Write out the data below line for line, starting from its first line and ending with the line that has "network-speed-unit: K/s [156, 40, 194, 67]", including that line.
─── Records shown
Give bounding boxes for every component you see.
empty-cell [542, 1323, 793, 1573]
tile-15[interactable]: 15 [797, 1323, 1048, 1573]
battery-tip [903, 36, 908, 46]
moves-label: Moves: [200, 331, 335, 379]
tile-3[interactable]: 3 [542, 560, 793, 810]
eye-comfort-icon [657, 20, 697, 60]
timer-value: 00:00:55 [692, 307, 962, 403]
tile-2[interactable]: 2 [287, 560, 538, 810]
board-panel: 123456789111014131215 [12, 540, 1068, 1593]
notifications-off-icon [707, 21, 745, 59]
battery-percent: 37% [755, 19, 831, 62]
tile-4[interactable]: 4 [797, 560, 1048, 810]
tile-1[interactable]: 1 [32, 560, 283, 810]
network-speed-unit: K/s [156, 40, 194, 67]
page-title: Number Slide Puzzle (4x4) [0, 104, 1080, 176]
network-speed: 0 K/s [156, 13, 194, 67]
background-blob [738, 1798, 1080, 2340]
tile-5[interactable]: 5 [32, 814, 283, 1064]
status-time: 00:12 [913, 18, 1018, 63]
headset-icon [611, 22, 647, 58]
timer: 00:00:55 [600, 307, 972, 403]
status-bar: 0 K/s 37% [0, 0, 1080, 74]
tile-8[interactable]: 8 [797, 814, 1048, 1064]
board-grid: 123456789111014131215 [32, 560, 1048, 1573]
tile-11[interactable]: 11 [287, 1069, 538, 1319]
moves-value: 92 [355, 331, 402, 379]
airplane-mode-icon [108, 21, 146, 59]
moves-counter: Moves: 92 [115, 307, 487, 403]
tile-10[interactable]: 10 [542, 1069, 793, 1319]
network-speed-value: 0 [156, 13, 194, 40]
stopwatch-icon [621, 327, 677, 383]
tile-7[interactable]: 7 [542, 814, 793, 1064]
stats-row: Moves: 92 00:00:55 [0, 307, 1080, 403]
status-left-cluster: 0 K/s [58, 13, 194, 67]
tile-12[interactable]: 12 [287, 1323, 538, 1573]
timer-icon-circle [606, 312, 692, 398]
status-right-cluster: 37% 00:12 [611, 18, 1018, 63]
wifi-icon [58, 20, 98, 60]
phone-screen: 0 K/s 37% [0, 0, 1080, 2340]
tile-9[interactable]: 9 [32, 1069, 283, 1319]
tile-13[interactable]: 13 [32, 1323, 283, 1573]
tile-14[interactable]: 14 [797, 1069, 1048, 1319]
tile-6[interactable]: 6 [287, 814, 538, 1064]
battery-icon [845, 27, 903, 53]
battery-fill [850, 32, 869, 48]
──────
◆ **Solution for this problem**:
Give bounding boxes for every component you see.
empty-cell [542, 1323, 793, 1573]
tile-15[interactable]: 15 [797, 1323, 1048, 1573]
battery-tip [903, 36, 908, 46]
moves-label: Moves: [200, 331, 335, 379]
tile-3[interactable]: 3 [542, 560, 793, 810]
eye-comfort-icon [657, 20, 697, 60]
timer-value: 00:00:55 [692, 307, 962, 403]
tile-2[interactable]: 2 [287, 560, 538, 810]
board-panel: 123456789111014131215 [12, 540, 1068, 1593]
notifications-off-icon [707, 21, 745, 59]
battery-percent: 37% [755, 19, 831, 62]
tile-4[interactable]: 4 [797, 560, 1048, 810]
tile-1[interactable]: 1 [32, 560, 283, 810]
network-speed-unit: K/s [156, 40, 194, 67]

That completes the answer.